• [WHAT IS ASKED]
Wherever the string "lines" appears in the listing, copy that line.

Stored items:
****
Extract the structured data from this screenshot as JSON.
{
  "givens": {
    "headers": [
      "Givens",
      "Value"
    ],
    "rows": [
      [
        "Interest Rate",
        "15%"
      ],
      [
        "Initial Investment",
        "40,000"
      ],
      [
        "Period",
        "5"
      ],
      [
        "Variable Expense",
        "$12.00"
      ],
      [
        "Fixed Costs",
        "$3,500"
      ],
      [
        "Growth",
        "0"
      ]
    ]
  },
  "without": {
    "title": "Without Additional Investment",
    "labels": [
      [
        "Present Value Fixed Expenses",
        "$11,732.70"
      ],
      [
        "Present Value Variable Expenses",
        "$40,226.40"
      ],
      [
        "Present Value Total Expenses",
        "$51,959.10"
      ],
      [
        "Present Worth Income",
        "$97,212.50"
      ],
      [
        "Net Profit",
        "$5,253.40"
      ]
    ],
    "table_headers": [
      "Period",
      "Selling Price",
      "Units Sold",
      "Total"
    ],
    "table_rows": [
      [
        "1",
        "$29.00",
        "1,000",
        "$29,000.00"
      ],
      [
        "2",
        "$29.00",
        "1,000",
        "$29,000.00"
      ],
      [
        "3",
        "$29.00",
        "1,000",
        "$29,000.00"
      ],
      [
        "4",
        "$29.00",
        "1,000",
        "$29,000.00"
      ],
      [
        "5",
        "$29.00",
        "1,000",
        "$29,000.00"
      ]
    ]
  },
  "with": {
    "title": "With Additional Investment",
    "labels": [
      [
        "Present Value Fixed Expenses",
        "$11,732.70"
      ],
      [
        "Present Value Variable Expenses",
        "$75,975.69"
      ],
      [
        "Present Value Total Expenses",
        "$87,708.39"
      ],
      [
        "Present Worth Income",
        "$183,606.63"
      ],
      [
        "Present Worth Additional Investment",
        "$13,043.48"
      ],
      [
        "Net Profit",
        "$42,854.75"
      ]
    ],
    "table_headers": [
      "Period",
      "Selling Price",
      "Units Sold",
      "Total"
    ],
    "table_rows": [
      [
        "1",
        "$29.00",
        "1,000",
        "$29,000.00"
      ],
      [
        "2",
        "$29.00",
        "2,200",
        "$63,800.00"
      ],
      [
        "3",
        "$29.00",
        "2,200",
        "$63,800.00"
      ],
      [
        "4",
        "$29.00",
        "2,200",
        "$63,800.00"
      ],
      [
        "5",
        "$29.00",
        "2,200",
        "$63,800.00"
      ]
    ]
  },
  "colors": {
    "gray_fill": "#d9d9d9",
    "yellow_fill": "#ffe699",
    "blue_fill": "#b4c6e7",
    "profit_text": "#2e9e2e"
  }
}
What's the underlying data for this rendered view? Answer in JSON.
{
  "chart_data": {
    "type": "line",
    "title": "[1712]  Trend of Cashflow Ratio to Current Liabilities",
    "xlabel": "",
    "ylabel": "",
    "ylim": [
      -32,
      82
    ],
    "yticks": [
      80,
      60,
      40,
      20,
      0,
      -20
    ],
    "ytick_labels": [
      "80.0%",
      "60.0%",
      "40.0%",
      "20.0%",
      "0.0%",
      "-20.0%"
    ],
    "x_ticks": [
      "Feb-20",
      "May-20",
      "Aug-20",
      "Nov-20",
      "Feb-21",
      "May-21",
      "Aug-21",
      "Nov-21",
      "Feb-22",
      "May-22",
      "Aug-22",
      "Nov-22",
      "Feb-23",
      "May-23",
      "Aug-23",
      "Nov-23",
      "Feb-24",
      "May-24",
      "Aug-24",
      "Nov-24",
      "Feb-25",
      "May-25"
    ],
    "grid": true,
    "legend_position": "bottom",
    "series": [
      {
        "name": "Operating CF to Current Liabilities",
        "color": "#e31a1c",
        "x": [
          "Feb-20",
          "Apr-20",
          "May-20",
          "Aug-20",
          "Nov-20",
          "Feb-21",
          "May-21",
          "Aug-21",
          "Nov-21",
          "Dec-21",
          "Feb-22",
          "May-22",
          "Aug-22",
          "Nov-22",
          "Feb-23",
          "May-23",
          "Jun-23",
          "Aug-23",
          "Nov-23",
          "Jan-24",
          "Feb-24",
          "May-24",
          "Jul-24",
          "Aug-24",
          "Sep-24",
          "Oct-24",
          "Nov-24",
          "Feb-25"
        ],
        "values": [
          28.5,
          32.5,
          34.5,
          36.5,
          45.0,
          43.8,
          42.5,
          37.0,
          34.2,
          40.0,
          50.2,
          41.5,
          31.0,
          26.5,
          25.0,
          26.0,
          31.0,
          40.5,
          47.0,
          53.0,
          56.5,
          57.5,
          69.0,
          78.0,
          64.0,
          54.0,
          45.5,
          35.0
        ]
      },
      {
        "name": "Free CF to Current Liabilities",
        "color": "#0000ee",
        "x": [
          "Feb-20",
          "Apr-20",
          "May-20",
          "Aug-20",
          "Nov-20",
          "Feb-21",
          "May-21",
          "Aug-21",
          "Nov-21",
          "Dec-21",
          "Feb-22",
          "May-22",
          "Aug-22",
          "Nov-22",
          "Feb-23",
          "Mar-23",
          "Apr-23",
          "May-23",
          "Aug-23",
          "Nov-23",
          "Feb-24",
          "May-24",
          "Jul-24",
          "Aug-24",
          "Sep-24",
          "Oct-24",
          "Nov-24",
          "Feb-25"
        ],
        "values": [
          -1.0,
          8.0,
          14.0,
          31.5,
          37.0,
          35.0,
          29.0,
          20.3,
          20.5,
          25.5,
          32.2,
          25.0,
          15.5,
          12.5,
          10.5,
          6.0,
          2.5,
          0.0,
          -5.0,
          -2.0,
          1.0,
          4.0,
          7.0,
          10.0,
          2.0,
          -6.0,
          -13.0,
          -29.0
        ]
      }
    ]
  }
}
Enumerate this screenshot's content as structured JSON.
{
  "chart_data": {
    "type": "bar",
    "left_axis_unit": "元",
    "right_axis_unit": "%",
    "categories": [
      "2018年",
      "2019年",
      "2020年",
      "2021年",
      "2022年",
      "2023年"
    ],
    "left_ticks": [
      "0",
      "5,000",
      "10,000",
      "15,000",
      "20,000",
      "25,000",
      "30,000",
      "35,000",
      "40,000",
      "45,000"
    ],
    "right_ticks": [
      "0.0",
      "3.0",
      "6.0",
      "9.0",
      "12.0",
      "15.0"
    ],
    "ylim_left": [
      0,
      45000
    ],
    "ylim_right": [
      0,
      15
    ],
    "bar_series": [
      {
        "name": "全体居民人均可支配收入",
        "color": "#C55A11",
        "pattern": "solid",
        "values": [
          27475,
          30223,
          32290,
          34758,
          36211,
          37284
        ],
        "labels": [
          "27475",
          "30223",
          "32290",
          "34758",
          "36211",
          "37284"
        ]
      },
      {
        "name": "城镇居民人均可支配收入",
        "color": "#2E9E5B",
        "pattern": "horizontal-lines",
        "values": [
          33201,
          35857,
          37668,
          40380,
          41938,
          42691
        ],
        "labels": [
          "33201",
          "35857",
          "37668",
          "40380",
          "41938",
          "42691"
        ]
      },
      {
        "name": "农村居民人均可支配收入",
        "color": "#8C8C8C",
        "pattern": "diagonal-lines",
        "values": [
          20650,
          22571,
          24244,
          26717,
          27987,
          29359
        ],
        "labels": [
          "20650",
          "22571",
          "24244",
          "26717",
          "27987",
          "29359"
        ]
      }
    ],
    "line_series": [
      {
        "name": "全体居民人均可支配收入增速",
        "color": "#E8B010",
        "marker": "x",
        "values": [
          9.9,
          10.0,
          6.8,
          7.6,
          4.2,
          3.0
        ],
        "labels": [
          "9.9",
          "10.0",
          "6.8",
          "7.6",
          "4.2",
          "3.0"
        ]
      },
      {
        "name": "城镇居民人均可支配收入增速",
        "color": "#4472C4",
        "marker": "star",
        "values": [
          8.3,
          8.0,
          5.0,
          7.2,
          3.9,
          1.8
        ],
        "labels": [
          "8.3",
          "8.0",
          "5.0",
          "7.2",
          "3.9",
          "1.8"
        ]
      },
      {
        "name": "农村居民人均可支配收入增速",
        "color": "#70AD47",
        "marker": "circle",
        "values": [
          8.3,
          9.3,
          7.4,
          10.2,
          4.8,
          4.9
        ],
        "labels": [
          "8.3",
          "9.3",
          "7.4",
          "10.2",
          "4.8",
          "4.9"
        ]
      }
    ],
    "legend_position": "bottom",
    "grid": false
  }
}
****
• [RESULT BELOW]
        "pattern": "horizontal-lines",
        "pattern": "diagonal-lines",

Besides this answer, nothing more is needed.